## DIRECTIONS
Each entry here needs to be set down again exactly, please; pictures are left out.

## RECORDS FOR PROCESSING

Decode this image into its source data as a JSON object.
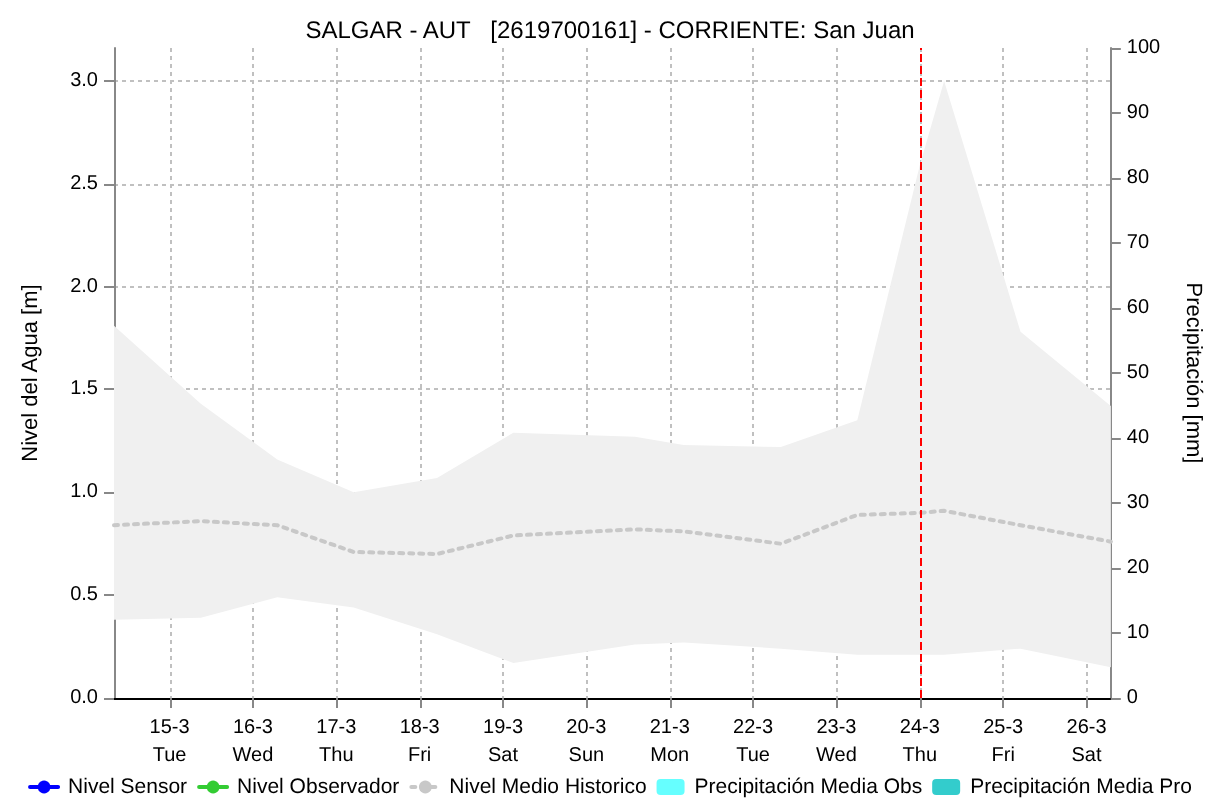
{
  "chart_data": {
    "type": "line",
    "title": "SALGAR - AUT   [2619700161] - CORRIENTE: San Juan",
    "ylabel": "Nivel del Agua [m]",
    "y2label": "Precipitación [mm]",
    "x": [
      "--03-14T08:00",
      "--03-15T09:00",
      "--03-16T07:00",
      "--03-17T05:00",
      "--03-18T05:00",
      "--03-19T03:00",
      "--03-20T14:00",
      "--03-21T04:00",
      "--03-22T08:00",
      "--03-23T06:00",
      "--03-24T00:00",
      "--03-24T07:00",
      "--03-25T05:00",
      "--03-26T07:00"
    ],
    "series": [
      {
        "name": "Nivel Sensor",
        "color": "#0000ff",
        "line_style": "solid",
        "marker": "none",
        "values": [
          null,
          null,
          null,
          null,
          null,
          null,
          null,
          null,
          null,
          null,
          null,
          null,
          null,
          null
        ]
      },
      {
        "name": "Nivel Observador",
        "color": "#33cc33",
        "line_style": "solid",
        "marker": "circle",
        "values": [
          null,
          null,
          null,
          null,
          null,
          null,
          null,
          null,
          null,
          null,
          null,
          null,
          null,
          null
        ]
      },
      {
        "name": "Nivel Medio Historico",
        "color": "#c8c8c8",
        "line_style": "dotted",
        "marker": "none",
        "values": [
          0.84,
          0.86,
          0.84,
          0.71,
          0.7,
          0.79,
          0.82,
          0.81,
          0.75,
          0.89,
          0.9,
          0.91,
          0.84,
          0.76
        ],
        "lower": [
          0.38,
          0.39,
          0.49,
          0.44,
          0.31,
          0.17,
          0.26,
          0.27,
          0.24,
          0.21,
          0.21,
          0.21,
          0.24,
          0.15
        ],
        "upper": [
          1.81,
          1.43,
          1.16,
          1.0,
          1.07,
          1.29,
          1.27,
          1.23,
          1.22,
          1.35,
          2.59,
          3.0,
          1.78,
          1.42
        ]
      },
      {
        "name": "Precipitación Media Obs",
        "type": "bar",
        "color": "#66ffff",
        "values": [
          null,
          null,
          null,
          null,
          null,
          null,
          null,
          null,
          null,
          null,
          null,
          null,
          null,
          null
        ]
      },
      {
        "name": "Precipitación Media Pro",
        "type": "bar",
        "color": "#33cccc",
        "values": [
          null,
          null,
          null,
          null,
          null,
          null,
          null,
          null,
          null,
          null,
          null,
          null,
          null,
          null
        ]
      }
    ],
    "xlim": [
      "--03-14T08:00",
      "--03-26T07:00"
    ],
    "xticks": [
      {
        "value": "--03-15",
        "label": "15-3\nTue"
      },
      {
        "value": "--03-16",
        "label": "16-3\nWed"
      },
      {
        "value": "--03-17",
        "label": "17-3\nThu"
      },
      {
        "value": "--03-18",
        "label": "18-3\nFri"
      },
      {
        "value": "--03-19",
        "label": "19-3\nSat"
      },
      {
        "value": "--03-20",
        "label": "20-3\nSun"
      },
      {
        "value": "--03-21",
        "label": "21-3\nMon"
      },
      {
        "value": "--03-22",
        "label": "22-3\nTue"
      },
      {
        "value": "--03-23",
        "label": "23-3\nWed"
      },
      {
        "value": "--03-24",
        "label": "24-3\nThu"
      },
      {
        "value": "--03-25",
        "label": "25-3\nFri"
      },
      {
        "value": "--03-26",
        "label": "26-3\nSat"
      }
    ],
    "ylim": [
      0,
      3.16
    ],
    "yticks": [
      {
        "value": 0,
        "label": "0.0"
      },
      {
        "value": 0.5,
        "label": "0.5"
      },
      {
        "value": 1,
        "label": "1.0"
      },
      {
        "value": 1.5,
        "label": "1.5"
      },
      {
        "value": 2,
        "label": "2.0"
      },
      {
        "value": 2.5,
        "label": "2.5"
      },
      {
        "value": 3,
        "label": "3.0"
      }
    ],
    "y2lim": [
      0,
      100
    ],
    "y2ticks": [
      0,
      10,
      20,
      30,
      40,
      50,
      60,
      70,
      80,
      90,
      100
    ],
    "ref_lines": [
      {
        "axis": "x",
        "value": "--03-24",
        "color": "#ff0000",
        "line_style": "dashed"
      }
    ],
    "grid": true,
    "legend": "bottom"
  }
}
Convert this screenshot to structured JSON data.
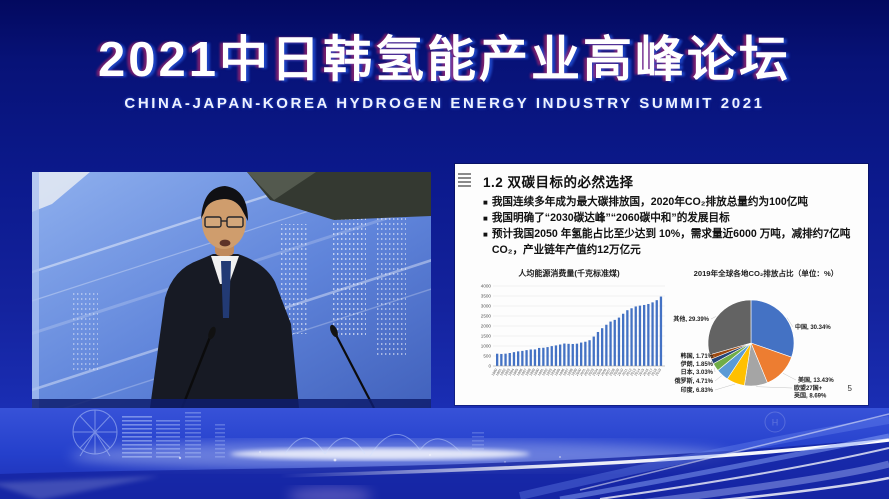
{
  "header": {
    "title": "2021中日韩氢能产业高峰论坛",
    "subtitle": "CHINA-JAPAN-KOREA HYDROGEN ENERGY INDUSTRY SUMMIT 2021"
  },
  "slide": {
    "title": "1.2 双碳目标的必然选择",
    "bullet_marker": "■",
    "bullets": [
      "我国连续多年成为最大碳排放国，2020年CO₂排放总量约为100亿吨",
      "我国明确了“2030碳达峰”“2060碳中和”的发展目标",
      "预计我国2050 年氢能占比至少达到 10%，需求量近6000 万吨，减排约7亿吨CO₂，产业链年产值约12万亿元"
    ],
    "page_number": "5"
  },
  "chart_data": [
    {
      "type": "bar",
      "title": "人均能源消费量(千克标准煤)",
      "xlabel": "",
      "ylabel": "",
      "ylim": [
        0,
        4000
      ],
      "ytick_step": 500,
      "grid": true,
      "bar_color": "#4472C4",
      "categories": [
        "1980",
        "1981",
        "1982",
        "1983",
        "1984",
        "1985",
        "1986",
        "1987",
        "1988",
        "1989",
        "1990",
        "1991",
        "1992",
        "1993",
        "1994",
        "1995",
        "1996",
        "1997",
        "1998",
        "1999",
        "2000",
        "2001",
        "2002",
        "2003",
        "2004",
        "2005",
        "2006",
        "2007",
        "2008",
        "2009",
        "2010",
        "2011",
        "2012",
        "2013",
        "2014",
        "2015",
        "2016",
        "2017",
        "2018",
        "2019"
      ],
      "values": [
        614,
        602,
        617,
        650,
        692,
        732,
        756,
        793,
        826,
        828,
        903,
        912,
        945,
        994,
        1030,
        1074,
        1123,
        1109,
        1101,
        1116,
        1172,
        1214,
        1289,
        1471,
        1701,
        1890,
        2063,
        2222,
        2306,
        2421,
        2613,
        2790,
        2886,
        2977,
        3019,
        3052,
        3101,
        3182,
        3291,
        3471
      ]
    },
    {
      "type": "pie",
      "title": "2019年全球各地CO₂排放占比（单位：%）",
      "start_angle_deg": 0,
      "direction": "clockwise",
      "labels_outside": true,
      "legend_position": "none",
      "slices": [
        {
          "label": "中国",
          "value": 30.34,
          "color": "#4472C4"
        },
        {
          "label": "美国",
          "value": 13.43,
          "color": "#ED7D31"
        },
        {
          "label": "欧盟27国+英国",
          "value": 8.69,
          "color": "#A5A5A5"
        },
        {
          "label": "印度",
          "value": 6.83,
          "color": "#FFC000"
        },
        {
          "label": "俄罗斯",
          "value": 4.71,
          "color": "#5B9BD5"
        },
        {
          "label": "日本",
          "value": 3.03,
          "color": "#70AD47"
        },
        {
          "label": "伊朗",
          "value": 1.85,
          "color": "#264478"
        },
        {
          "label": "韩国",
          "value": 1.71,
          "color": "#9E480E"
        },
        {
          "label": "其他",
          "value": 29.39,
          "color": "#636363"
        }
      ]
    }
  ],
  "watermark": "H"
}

## ANSWER BELOW
Decode this image into its source data as a JSON object.
{
  "chart_data": {
    "type": "line",
    "title": "SALGAR - AUT   [2619700161] - CORRIENTE: San Juan",
    "ylabel": "Nivel del Agua [m]",
    "y2label": "Precipitación [mm]",
    "x": [
      "--03-14T08:00",
      "--03-15T09:00",
      "--03-16T07:00",
      "--03-17T05:00",
      "--03-18T05:00",
      "--03-19T03:00",
      "--03-20T14:00",
      "--03-21T04:00",
      "--03-22T08:00",
      "--03-23T06:00",
      "--03-24T00:00",
      "--03-24T07:00",
      "--03-25T05:00",
      "--03-26T07:00"
    ],
    "series": [
      {
        "name": "Nivel Sensor",
        "color": "#0000ff",
        "line_style": "solid",
        "marker": "none",
        "values": [
          null,
          null,
          null,
          null,
          null,
          null,
          null,
          null,
          null,
          null,
          null,
          null,
          null,
          null
        ]
      },
      {
        "name": "Nivel Observador",
        "color": "#33cc33",
        "line_style": "solid",
        "marker": "circle",
        "values": [
          null,
          null,
          null,
          null,
          null,
          null,
          null,
          null,
          null,
          null,
          null,
          null,
          null,
          null
        ]
      },
      {
        "name": "Nivel Medio Historico",
        "color": "#c8c8c8",
        "line_style": "dotted",
        "marker": "none",
        "values": [
          0.84,
          0.86,
          0.84,
          0.71,
          0.7,
          0.79,
          0.82,
          0.81,
          0.75,
          0.89,
          0.9,
          0.91,
          0.84,
          0.76
        ],
        "lower": [
          0.38,
          0.39,
          0.49,
          0.44,
          0.31,
          0.17,
          0.26,
          0.27,
          0.24,
          0.21,
          0.21,
          0.21,
          0.24,
          0.15
        ],
        "upper": [
          1.81,
          1.43,
          1.16,
          1.0,
          1.07,
          1.29,
          1.27,
          1.23,
          1.22,
          1.35,
          2.59,
          3.0,
          1.78,
          1.42
        ]
      },
      {
        "name": "Precipitación Media Obs",
        "type": "bar",
        "color": "#66ffff",
        "values": [
          null,
          null,
          null,
          null,
          null,
          null,
          null,
          null,
          null,
          null,
          null,
          null,
          null,
          null
        ]
      },
      {
        "name": "Precipitación Media Pro",
        "type": "bar",
        "color": "#33cccc",
        "values": [
          null,
          null,
          null,
          null,
          null,
          null,
          null,
          null,
          null,
          null,
          null,
          null,
          null,
          null
        ]
      }
    ],
    "xlim": [
      "--03-14T08:00",
      "--03-26T07:00"
    ],
    "xticks": [
      {
        "value": "--03-15",
        "label": "15-3\nTue"
      },
      {
        "value": "--03-16",
        "label": "16-3\nWed"
      },
      {
        "value": "--03-17",
        "label": "17-3\nThu"
      },
      {
        "value": "--03-18",
        "label": "18-3\nFri"
      },
      {
        "value": "--03-19",
        "label": "19-3\nSat"
      },
      {
        "value": "--03-20",
        "label": "20-3\nSun"
      },
      {
        "value": "--03-21",
        "label": "21-3\nMon"
      },
      {
        "value": "--03-22",
        "label": "22-3\nTue"
      },
      {
        "value": "--03-23",
        "label": "23-3\nWed"
      },
      {
        "value": "--03-24",
        "label": "24-3\nThu"
      },
      {
        "value": "--03-25",
        "label": "25-3\nFri"
      },
      {
        "value": "--03-26",
        "label": "26-3\nSat"
      }
    ],
    "ylim": [
      0,
      3.16
    ],
    "yticks": [
      {
        "value": 0,
        "label": "0.0"
      },
      {
        "value": 0.5,
        "label": "0.5"
      },
      {
        "value": 1,
        "label": "1.0"
      },
      {
        "value": 1.5,
        "label": "1.5"
      },
      {
        "value": 2,
        "label": "2.0"
      },
      {
        "value": 2.5,
        "label": "2.5"
      },
      {
        "value": 3,
        "label": "3.0"
      }
    ],
    "y2lim": [
      0,
      100
    ],
    "y2ticks": [
      0,
      10,
      20,
      30,
      40,
      50,
      60,
      70,
      80,
      90,
      100
    ],
    "ref_lines": [
      {
        "axis": "x",
        "value": "--03-24",
        "color": "#ff0000",
        "line_style": "dashed"
      }
    ],
    "grid": true,
    "legend": "bottom"
  }
}
Convert this screenshot to structured JSON data.
{
  "header": {
    "title": "2021中日韩氢能产业高峰论坛",
    "subtitle": "CHINA-JAPAN-KOREA HYDROGEN ENERGY INDUSTRY SUMMIT 2021"
  },
  "slide": {
    "title": "1.2 双碳目标的必然选择",
    "bullet_marker": "■",
    "bullets": [
      "我国连续多年成为最大碳排放国，2020年CO₂排放总量约为100亿吨",
      "我国明确了“2030碳达峰”“2060碳中和”的发展目标",
      "预计我国2050 年氢能占比至少达到 10%，需求量近6000 万吨，减排约7亿吨CO₂，产业链年产值约12万亿元"
    ],
    "page_number": "5"
  },
  "chart_data": [
    {
      "type": "bar",
      "title": "人均能源消费量(千克标准煤)",
      "xlabel": "",
      "ylabel": "",
      "ylim": [
        0,
        4000
      ],
      "ytick_step": 500,
      "grid": true,
      "bar_color": "#4472C4",
      "categories": [
        "1980",
        "1981",
        "1982",
        "1983",
        "1984",
        "1985",
        "1986",
        "1987",
        "1988",
        "1989",
        "1990",
        "1991",
        "1992",
        "1993",
        "1994",
        "1995",
        "1996",
        "1997",
        "1998",
        "1999",
        "2000",
        "2001",
        "2002",
        "2003",
        "2004",
        "2005",
        "2006",
        "2007",
        "2008",
        "2009",
        "2010",
        "2011",
        "2012",
        "2013",
        "2014",
        "2015",
        "2016",
        "2017",
        "2018",
        "2019"
      ],
      "values": [
        614,
        602,
        617,
        650,
        692,
        732,
        756,
        793,
        826,
        828,
        903,
        912,
        945,
        994,
        1030,
        1074,
        1123,
        1109,
        1101,
        1116,
        1172,
        1214,
        1289,
        1471,
        1701,
        1890,
        2063,
        2222,
        2306,
        2421,
        2613,
        2790,
        2886,
        2977,
        3019,
        3052,
        3101,
        3182,
        3291,
        3471
      ]
    },
    {
      "type": "pie",
      "title": "2019年全球各地CO₂排放占比（单位：%）",
      "start_angle_deg": 0,
      "direction": "clockwise",
      "labels_outside": true,
      "legend_position": "none",
      "slices": [
        {
          "label": "中国",
          "value": 30.34,
          "color": "#4472C4"
        },
        {
          "label": "美国",
          "value": 13.43,
          "color": "#ED7D31"
        },
        {
          "label": "欧盟27国+英国",
          "value": 8.69,
          "color": "#A5A5A5"
        },
        {
          "label": "印度",
          "value": 6.83,
          "color": "#FFC000"
        },
        {
          "label": "俄罗斯",
          "value": 4.71,
          "color": "#5B9BD5"
        },
        {
          "label": "日本",
          "value": 3.03,
          "color": "#70AD47"
        },
        {
          "label": "伊朗",
          "value": 1.85,
          "color": "#264478"
        },
        {
          "label": "韩国",
          "value": 1.71,
          "color": "#9E480E"
        },
        {
          "label": "其他",
          "value": 29.39,
          "color": "#636363"
        }
      ]
    }
  ],
  "watermark": "H"
}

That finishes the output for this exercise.